EXERCISE DESCRIPTION —
Copy each line that has the string "scan" somewhere in it.

INFORMATION GIVEN —
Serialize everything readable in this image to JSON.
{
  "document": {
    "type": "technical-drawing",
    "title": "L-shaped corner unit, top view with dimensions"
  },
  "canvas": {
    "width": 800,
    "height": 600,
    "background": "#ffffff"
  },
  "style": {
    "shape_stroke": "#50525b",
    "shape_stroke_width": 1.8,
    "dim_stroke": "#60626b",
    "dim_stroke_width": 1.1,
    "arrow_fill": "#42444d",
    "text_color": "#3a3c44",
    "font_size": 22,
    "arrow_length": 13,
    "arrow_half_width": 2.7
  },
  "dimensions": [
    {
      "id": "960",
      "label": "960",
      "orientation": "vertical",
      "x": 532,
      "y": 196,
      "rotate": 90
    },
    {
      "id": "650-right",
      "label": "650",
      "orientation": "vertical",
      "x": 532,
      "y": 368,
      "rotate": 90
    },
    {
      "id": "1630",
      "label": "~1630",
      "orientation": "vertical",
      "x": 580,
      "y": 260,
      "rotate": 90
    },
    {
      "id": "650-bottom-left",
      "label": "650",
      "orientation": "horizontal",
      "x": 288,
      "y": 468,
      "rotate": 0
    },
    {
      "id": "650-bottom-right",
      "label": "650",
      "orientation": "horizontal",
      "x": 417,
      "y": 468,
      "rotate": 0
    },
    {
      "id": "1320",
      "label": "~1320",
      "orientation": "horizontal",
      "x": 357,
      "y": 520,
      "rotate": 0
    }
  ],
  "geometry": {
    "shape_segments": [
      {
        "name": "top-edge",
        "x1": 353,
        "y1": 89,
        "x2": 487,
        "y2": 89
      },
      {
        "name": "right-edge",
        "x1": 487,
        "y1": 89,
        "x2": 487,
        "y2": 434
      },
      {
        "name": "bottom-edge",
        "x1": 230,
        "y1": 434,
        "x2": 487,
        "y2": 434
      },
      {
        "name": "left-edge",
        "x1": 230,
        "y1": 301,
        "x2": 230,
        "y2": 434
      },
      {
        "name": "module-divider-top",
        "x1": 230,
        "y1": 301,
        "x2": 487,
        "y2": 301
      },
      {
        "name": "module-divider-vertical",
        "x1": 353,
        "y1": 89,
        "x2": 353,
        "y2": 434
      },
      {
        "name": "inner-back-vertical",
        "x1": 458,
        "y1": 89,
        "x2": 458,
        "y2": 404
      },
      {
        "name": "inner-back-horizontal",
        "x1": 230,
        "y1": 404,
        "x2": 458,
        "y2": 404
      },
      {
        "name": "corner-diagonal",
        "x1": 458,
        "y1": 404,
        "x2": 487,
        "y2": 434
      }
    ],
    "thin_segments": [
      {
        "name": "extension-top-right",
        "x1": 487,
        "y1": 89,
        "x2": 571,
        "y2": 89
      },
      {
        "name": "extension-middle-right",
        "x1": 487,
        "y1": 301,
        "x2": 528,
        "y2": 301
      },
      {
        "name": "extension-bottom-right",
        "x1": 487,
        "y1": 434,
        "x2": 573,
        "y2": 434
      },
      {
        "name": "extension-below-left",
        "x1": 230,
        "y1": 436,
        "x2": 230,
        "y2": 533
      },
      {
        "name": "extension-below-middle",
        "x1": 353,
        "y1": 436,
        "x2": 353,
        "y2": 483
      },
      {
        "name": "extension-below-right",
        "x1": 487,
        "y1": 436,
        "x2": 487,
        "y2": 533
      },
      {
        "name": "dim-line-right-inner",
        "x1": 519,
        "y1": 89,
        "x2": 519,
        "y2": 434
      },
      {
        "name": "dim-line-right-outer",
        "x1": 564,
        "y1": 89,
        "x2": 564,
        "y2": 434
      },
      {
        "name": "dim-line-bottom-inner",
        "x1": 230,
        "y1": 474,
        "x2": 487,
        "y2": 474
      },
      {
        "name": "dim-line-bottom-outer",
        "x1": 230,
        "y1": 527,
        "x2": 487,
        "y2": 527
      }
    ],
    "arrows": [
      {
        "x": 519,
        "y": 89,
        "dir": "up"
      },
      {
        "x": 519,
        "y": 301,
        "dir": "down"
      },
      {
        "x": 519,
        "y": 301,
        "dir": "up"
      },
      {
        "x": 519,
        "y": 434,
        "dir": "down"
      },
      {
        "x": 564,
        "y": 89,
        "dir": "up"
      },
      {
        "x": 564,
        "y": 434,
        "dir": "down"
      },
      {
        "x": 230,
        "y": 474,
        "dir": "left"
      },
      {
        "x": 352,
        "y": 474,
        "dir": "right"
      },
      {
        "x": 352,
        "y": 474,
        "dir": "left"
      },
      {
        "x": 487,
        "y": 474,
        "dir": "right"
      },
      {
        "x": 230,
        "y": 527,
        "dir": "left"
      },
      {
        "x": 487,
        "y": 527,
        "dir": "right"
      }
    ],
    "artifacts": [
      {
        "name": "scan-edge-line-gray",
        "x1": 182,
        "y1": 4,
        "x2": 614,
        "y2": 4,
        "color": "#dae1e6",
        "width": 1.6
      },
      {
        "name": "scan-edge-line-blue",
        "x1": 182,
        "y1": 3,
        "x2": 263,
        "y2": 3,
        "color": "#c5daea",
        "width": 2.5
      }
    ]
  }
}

ANSWER FOR THE TASK —
        "name": "scan-edge-line-gray",
        "name": "scan-edge-line-blue",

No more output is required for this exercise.